begin RECORDS

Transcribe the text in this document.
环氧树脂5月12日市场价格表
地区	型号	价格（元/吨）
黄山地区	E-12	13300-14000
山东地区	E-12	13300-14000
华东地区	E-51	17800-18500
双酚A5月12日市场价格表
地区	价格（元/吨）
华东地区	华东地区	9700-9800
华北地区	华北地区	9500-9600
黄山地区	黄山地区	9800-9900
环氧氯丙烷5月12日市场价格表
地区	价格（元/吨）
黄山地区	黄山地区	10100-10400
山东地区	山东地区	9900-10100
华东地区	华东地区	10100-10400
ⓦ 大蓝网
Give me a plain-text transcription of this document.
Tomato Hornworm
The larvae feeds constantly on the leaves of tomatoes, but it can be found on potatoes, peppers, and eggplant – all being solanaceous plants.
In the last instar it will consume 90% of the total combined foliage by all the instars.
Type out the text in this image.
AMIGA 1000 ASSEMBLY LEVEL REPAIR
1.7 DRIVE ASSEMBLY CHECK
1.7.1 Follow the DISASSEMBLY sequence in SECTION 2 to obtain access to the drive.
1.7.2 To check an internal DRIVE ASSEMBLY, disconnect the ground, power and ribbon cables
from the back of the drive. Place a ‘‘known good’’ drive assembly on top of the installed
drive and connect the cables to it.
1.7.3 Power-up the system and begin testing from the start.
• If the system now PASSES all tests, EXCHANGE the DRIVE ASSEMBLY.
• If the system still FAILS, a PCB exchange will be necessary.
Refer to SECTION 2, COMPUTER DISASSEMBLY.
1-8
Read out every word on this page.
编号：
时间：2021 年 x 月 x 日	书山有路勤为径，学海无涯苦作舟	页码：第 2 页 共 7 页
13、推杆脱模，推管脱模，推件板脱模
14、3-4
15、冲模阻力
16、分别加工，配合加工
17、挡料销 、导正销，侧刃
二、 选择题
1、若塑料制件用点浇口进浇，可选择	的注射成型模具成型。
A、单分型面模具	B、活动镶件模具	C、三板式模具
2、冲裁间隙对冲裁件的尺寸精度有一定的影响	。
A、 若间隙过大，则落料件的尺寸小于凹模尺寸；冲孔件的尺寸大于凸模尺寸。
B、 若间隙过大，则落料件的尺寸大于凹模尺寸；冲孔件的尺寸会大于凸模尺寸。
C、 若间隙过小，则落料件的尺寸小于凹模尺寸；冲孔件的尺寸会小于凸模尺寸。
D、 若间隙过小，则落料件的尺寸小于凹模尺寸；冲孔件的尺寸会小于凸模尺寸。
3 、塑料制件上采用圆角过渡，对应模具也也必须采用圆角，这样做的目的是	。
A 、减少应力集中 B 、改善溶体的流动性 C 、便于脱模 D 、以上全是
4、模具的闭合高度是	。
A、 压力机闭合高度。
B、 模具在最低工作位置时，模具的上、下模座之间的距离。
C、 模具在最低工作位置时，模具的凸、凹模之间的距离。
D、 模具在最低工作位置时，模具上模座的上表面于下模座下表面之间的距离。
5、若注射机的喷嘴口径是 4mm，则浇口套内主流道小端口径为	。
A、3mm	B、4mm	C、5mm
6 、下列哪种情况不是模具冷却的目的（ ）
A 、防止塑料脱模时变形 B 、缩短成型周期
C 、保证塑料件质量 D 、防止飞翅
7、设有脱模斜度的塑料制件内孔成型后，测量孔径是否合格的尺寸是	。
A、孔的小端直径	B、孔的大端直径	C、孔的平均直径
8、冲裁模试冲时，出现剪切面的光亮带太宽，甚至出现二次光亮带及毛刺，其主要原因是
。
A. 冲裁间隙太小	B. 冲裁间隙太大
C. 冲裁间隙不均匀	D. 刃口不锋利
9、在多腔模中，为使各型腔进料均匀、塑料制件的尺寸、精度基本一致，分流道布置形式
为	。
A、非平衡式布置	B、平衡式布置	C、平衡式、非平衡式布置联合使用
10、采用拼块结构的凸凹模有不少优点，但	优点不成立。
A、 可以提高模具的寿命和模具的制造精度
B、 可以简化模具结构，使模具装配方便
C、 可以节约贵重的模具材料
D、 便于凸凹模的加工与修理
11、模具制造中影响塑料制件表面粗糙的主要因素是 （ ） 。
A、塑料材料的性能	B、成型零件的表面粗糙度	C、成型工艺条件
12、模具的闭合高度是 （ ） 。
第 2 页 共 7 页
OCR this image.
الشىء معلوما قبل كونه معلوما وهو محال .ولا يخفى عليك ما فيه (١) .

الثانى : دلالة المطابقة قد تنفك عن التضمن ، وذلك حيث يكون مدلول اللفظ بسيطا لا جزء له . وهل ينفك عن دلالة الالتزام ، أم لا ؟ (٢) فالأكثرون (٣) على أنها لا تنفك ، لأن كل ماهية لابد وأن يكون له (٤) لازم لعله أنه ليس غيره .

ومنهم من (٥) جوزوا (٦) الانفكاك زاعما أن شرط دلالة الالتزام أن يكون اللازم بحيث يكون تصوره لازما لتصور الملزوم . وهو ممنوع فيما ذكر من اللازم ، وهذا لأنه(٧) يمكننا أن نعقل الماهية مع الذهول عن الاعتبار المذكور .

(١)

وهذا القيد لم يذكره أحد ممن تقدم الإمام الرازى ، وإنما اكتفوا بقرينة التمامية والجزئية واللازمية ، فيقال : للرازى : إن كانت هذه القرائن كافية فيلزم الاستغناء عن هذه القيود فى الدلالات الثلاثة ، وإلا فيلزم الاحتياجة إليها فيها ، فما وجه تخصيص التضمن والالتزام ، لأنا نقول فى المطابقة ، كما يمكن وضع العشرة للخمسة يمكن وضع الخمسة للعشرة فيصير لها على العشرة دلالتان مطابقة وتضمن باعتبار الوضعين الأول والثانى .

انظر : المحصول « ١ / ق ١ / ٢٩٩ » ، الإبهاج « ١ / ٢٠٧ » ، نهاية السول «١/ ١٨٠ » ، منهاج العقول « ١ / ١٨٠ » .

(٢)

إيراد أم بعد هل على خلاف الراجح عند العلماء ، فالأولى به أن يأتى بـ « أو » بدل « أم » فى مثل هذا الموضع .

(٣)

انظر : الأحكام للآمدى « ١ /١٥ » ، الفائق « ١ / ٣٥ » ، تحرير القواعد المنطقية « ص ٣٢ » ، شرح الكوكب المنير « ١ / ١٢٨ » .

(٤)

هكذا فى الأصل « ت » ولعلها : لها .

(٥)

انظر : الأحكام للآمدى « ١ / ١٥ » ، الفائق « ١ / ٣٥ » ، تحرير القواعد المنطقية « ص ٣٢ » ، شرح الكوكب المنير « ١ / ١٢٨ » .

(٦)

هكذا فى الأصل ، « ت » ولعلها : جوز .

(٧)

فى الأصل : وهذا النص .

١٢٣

end RECORDS

▶ **GIVEN TASK**: Reproduce all of the records exactly.

▶ **WRITTEN SOLUTION**:
Transcribe the text in this document.
环氧树脂5月12日市场价格表
地区	型号	价格（元/吨）
黄山地区	E-12	13300-14000
山东地区	E-12	13300-14000
华东地区	E-51	17800-18500
双酚A5月12日市场价格表
地区	价格（元/吨）
华东地区	华东地区	9700-9800
华北地区	华北地区	9500-9600
黄山地区	黄山地区	9800-9900
环氧氯丙烷5月12日市场价格表
地区	价格（元/吨）
黄山地区	黄山地区	10100-10400
山东地区	山东地区	9900-10100
华东地区	华东地区	10100-10400
ⓦ 大蓝网
Give me a plain-text transcription of this document.
Tomato Hornworm
The larvae feeds constantly on the leaves of tomatoes, but it can be found on potatoes, peppers, and eggplant – all being solanaceous plants.
In the last instar it will consume 90% of the total combined foliage by all the instars.
Type out the text in this image.
AMIGA 1000 ASSEMBLY LEVEL REPAIR
1.7 DRIVE ASSEMBLY CHECK
1.7.1 Follow the DISASSEMBLY sequence in SECTION 2 to obtain access to the drive.
1.7.2 To check an internal DRIVE ASSEMBLY, disconnect the ground, power and ribbon cables
from the back of the drive. Place a ‘‘known good’’ drive assembly on top of the installed
drive and connect the cables to it.
1.7.3 Power-up the system and begin testing from the start.
• If the system now PASSES all tests, EXCHANGE the DRIVE ASSEMBLY.
• If the system still FAILS, a PCB exchange will be necessary.
Refer to SECTION 2, COMPUTER DISASSEMBLY.
1-8
Read out every word on this page.
编号：
时间：2021 年 x 月 x 日	书山有路勤为径，学海无涯苦作舟	页码：第 2 页 共 7 页
13、推杆脱模，推管脱模，推件板脱模
14、3-4
15、冲模阻力
16、分别加工，配合加工
17、挡料销 、导正销，侧刃
二、 选择题
1、若塑料制件用点浇口进浇，可选择	的注射成型模具成型。
A、单分型面模具	B、活动镶件模具	C、三板式模具
2、冲裁间隙对冲裁件的尺寸精度有一定的影响	。
A、 若间隙过大，则落料件的尺寸小于凹模尺寸；冲孔件的尺寸大于凸模尺寸。
B、 若间隙过大，则落料件的尺寸大于凹模尺寸；冲孔件的尺寸会大于凸模尺寸。
C、 若间隙过小，则落料件的尺寸小于凹模尺寸；冲孔件的尺寸会小于凸模尺寸。
D、 若间隙过小，则落料件的尺寸小于凹模尺寸；冲孔件的尺寸会小于凸模尺寸。
3 、塑料制件上采用圆角过渡，对应模具也也必须采用圆角，这样做的目的是	。
A 、减少应力集中 B 、改善溶体的流动性 C 、便于脱模 D 、以上全是
4、模具的闭合高度是	。
A、 压力机闭合高度。
B、 模具在最低工作位置时，模具的上、下模座之间的距离。
C、 模具在最低工作位置时，模具的凸、凹模之间的距离。
D、 模具在最低工作位置时，模具上模座的上表面于下模座下表面之间的距离。
5、若注射机的喷嘴口径是 4mm，则浇口套内主流道小端口径为	。
A、3mm	B、4mm	C、5mm
6 、下列哪种情况不是模具冷却的目的（ ）
A 、防止塑料脱模时变形 B 、缩短成型周期
C 、保证塑料件质量 D 、防止飞翅
7、设有脱模斜度的塑料制件内孔成型后，测量孔径是否合格的尺寸是	。
A、孔的小端直径	B、孔的大端直径	C、孔的平均直径
8、冲裁模试冲时，出现剪切面的光亮带太宽，甚至出现二次光亮带及毛刺，其主要原因是
。
A. 冲裁间隙太小	B. 冲裁间隙太大
C. 冲裁间隙不均匀	D. 刃口不锋利
9、在多腔模中，为使各型腔进料均匀、塑料制件的尺寸、精度基本一致，分流道布置形式
为	。
A、非平衡式布置	B、平衡式布置	C、平衡式、非平衡式布置联合使用
10、采用拼块结构的凸凹模有不少优点，但	优点不成立。
A、 可以提高模具的寿命和模具的制造精度
B、 可以简化模具结构，使模具装配方便
C、 可以节约贵重的模具材料
D、 便于凸凹模的加工与修理
11、模具制造中影响塑料制件表面粗糙的主要因素是 （ ） 。
A、塑料材料的性能	B、成型零件的表面粗糙度	C、成型工艺条件
12、模具的闭合高度是 （ ） 。
第 2 页 共 7 页
OCR this image.
الشىء معلوما قبل كونه معلوما وهو محال .ولا يخفى عليك ما فيه (١) .

الثانى : دلالة المطابقة قد تنفك عن التضمن ، وذلك حيث يكون مدلول اللفظ بسيطا لا جزء له . وهل ينفك عن دلالة الالتزام ، أم لا ؟ (٢) فالأكثرون (٣) على أنها لا تنفك ، لأن كل ماهية لابد وأن يكون له (٤) لازم لعله أنه ليس غيره .

ومنهم من (٥) جوزوا (٦) الانفكاك زاعما أن شرط دلالة الالتزام أن يكون اللازم بحيث يكون تصوره لازما لتصور الملزوم . وهو ممنوع فيما ذكر من اللازم ، وهذا لأنه(٧) يمكننا أن نعقل الماهية مع الذهول عن الاعتبار المذكور .

(١)

وهذا القيد لم يذكره أحد ممن تقدم الإمام الرازى ، وإنما اكتفوا بقرينة التمامية والجزئية واللازمية ، فيقال : للرازى : إن كانت هذه القرائن كافية فيلزم الاستغناء عن هذه القيود فى الدلالات الثلاثة ، وإلا فيلزم الاحتياجة إليها فيها ، فما وجه تخصيص التضمن والالتزام ، لأنا نقول فى المطابقة ، كما يمكن وضع العشرة للخمسة يمكن وضع الخمسة للعشرة فيصير لها على العشرة دلالتان مطابقة وتضمن باعتبار الوضعين الأول والثانى .

انظر : المحصول « ١ / ق ١ / ٢٩٩ » ، الإبهاج « ١ / ٢٠٧ » ، نهاية السول «١/ ١٨٠ » ، منهاج العقول « ١ / ١٨٠ » .

(٢)

إيراد أم بعد هل على خلاف الراجح عند العلماء ، فالأولى به أن يأتى بـ « أو » بدل « أم » فى مثل هذا الموضع .

(٣)

انظر : الأحكام للآمدى « ١ /١٥ » ، الفائق « ١ / ٣٥ » ، تحرير القواعد المنطقية « ص ٣٢ » ، شرح الكوكب المنير « ١ / ١٢٨ » .

(٤)

هكذا فى الأصل « ت » ولعلها : لها .

(٥)

انظر : الأحكام للآمدى « ١ / ١٥ » ، الفائق « ١ / ٣٥ » ، تحرير القواعد المنطقية « ص ٣٢ » ، شرح الكوكب المنير « ١ / ١٢٨ » .

(٦)

هكذا فى الأصل ، « ت » ولعلها : جوز .

(٧)

فى الأصل : وهذا النص .

١٢٣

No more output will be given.